Dataset excerpt
Begin

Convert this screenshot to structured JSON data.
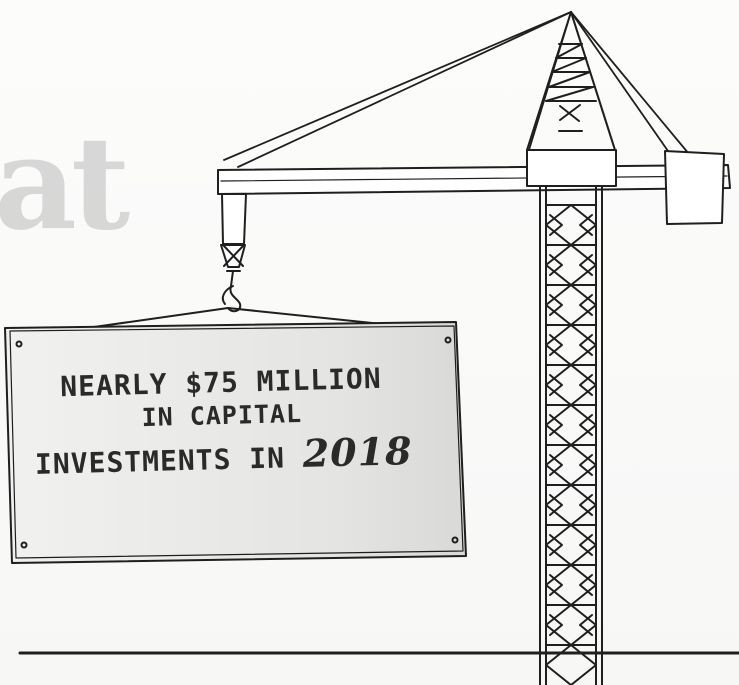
{
  "headline_fragment": "at",
  "sign": {
    "line1": "NEARLY $75 MILLION",
    "line2": "IN CAPITAL",
    "line3_prefix": "INVESTMENTS IN",
    "line3_year": "2018"
  },
  "colors": {
    "sketch": "#1f1f1f",
    "sign_fill": "#e9e9e7",
    "sign_shadow": "#d6d6d4",
    "headline": "#a8a8a8"
  }
}
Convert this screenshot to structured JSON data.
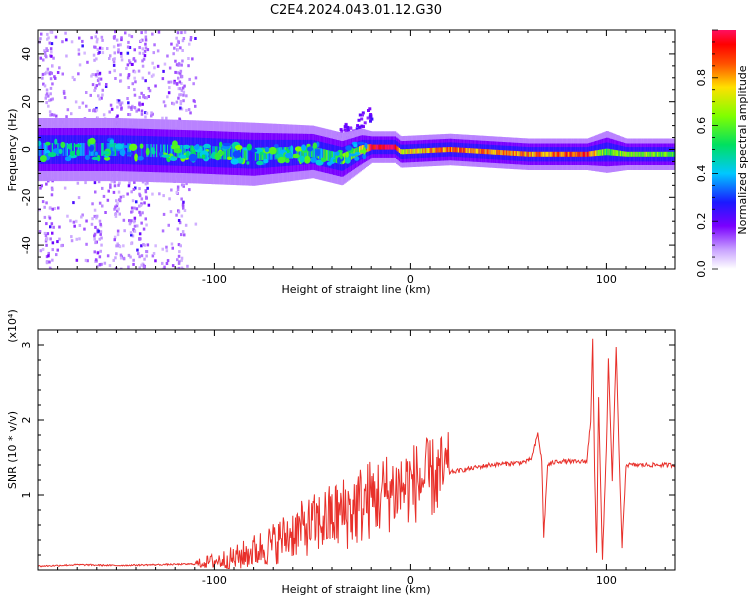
{
  "figure": {
    "title": "C2E4.2024.043.01.12.G30"
  },
  "chart_data": [
    {
      "type": "heatmap",
      "name": "spectrogram",
      "xlabel": "Height of straight line (km)",
      "ylabel": "Frequency (Hz)",
      "xlim": [
        -190,
        135
      ],
      "ylim": [
        -50,
        50
      ],
      "xticks": [
        -100,
        0,
        100
      ],
      "yticks": [
        -40,
        -20,
        0,
        20,
        40
      ],
      "colorbar": {
        "label": "Normalized spectral amplitude",
        "range": [
          0,
          1
        ],
        "ticks": [
          "0.0",
          "0.2",
          "0.4",
          "0.6",
          "0.8"
        ],
        "colormap": "white-violet-blue-cyan-green-yellow-red-pink"
      },
      "ridge": [
        {
          "x": -190,
          "freq": 0,
          "width": 6,
          "amp": 0.3
        },
        {
          "x": -150,
          "freq": 0,
          "width": 6,
          "amp": 0.35
        },
        {
          "x": -110,
          "freq": -1,
          "width": 6,
          "amp": 0.35
        },
        {
          "x": -80,
          "freq": -2,
          "width": 6,
          "amp": 0.4
        },
        {
          "x": -50,
          "freq": -1,
          "width": 5,
          "amp": 0.45
        },
        {
          "x": -35,
          "freq": -4,
          "width": 5,
          "amp": 0.5
        },
        {
          "x": -25,
          "freq": 0,
          "width": 4,
          "amp": 0.6
        },
        {
          "x": -20,
          "freq": 1,
          "width": 3,
          "amp": 0.95
        },
        {
          "x": -8,
          "freq": 1,
          "width": 3,
          "amp": 1.0
        },
        {
          "x": -5,
          "freq": -1,
          "width": 3,
          "amp": 0.7
        },
        {
          "x": 20,
          "freq": 0,
          "width": 3,
          "amp": 0.85
        },
        {
          "x": 60,
          "freq": -2,
          "width": 3,
          "amp": 0.8
        },
        {
          "x": 90,
          "freq": -2,
          "width": 3,
          "amp": 0.9
        },
        {
          "x": 100,
          "freq": -1,
          "width": 4,
          "amp": 0.55
        },
        {
          "x": 110,
          "freq": -2,
          "width": 3,
          "amp": 0.65
        },
        {
          "x": 135,
          "freq": -2,
          "width": 3,
          "amp": 0.6
        }
      ],
      "noise_bands_x": [
        -185,
        -160,
        -150,
        -143,
        -137,
        -118
      ]
    },
    {
      "type": "line",
      "name": "snr",
      "xlabel": "Height of straight line (km)",
      "ylabel": "SNR (10 * v/v)",
      "y_multiplier": "(x10⁴)",
      "xlim": [
        -190,
        135
      ],
      "ylim": [
        0,
        3.2
      ],
      "xticks": [
        -100,
        0,
        100
      ],
      "yticks": [
        1,
        2,
        3
      ],
      "line_color": "#e8302a",
      "series": [
        {
          "x": [
            -190,
            -170,
            -150,
            -130,
            -110,
            -100,
            -90,
            -80,
            -70,
            -60,
            -50,
            -40,
            -30,
            -20,
            -15,
            -10,
            -5,
            0,
            10,
            20,
            30,
            40,
            50,
            55,
            60,
            62,
            65,
            67,
            68,
            70,
            75,
            80,
            85,
            90,
            92,
            93,
            94,
            95,
            96,
            97,
            98,
            100,
            101,
            103,
            105,
            107,
            108,
            110,
            115,
            120,
            130,
            135
          ],
          "values": [
            0.05,
            0.07,
            0.06,
            0.07,
            0.08,
            0.12,
            0.15,
            0.25,
            0.35,
            0.5,
            0.6,
            0.7,
            0.8,
            0.95,
            1.0,
            1.05,
            1.1,
            1.15,
            1.22,
            1.3,
            1.35,
            1.4,
            1.42,
            1.43,
            1.45,
            1.5,
            1.82,
            1.45,
            0.45,
            1.4,
            1.45,
            1.45,
            1.44,
            1.45,
            2.0,
            3.1,
            1.3,
            0.2,
            2.3,
            1.2,
            0.15,
            1.6,
            2.8,
            1.2,
            2.95,
            1.1,
            0.3,
            1.4,
            1.4,
            1.4,
            1.4,
            1.4
          ]
        }
      ]
    }
  ]
}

End

What the exercise asks: Set down every record once more, word for word, without pictures.

Correct output:
Convert this screenshot to structured JSON data.
{
  "headline_fragment": "at",
  "sign": {
    "line1": "NEARLY $75 MILLION",
    "line2": "IN CAPITAL",
    "line3_prefix": "INVESTMENTS IN",
    "line3_year": "2018"
  },
  "colors": {
    "sketch": "#1f1f1f",
    "sign_fill": "#e9e9e7",
    "sign_shadow": "#d6d6d4",
    "headline": "#a8a8a8"
  }
}
Convert this screenshot to structured JSON data.
{
  "figure": {
    "title": "C2E4.2024.043.01.12.G30"
  },
  "chart_data": [
    {
      "type": "heatmap",
      "name": "spectrogram",
      "xlabel": "Height of straight line (km)",
      "ylabel": "Frequency (Hz)",
      "xlim": [
        -190,
        135
      ],
      "ylim": [
        -50,
        50
      ],
      "xticks": [
        -100,
        0,
        100
      ],
      "yticks": [
        -40,
        -20,
        0,
        20,
        40
      ],
      "colorbar": {
        "label": "Normalized spectral amplitude",
        "range": [
          0,
          1
        ],
        "ticks": [
          "0.0",
          "0.2",
          "0.4",
          "0.6",
          "0.8"
        ],
        "colormap": "white-violet-blue-cyan-green-yellow-red-pink"
      },
      "ridge": [
        {
          "x": -190,
          "freq": 0,
          "width": 6,
          "amp": 0.3
        },
        {
          "x": -150,
          "freq": 0,
          "width": 6,
          "amp": 0.35
        },
        {
          "x": -110,
          "freq": -1,
          "width": 6,
          "amp": 0.35
        },
        {
          "x": -80,
          "freq": -2,
          "width": 6,
          "amp": 0.4
        },
        {
          "x": -50,
          "freq": -1,
          "width": 5,
          "amp": 0.45
        },
        {
          "x": -35,
          "freq": -4,
          "width": 5,
          "amp": 0.5
        },
        {
          "x": -25,
          "freq": 0,
          "width": 4,
          "amp": 0.6
        },
        {
          "x": -20,
          "freq": 1,
          "width": 3,
          "amp": 0.95
        },
        {
          "x": -8,
          "freq": 1,
          "width": 3,
          "amp": 1.0
        },
        {
          "x": -5,
          "freq": -1,
          "width": 3,
          "amp": 0.7
        },
        {
          "x": 20,
          "freq": 0,
          "width": 3,
          "amp": 0.85
        },
        {
          "x": 60,
          "freq": -2,
          "width": 3,
          "amp": 0.8
        },
        {
          "x": 90,
          "freq": -2,
          "width": 3,
          "amp": 0.9
        },
        {
          "x": 100,
          "freq": -1,
          "width": 4,
          "amp": 0.55
        },
        {
          "x": 110,
          "freq": -2,
          "width": 3,
          "amp": 0.65
        },
        {
          "x": 135,
          "freq": -2,
          "width": 3,
          "amp": 0.6
        }
      ],
      "noise_bands_x": [
        -185,
        -160,
        -150,
        -143,
        -137,
        -118
      ]
    },
    {
      "type": "line",
      "name": "snr",
      "xlabel": "Height of straight line (km)",
      "ylabel": "SNR (10 * v/v)",
      "y_multiplier": "(x10⁴)",
      "xlim": [
        -190,
        135
      ],
      "ylim": [
        0,
        3.2
      ],
      "xticks": [
        -100,
        0,
        100
      ],
      "yticks": [
        1,
        2,
        3
      ],
      "line_color": "#e8302a",
      "series": [
        {
          "x": [
            -190,
            -170,
            -150,
            -130,
            -110,
            -100,
            -90,
            -80,
            -70,
            -60,
            -50,
            -40,
            -30,
            -20,
            -15,
            -10,
            -5,
            0,
            10,
            20,
            30,
            40,
            50,
            55,
            60,
            62,
            65,
            67,
            68,
            70,
            75,
            80,
            85,
            90,
            92,
            93,
            94,
            95,
            96,
            97,
            98,
            100,
            101,
            103,
            105,
            107,
            108,
            110,
            115,
            120,
            130,
            135
          ],
          "values": [
            0.05,
            0.07,
            0.06,
            0.07,
            0.08,
            0.12,
            0.15,
            0.25,
            0.35,
            0.5,
            0.6,
            0.7,
            0.8,
            0.95,
            1.0,
            1.05,
            1.1,
            1.15,
            1.22,
            1.3,
            1.35,
            1.4,
            1.42,
            1.43,
            1.45,
            1.5,
            1.82,
            1.45,
            0.45,
            1.4,
            1.45,
            1.45,
            1.44,
            1.45,
            2.0,
            3.1,
            1.3,
            0.2,
            2.3,
            1.2,
            0.15,
            1.6,
            2.8,
            1.2,
            2.95,
            1.1,
            0.3,
            1.4,
            1.4,
            1.4,
            1.4,
            1.4
          ]
        }
      ]
    }
  ]
}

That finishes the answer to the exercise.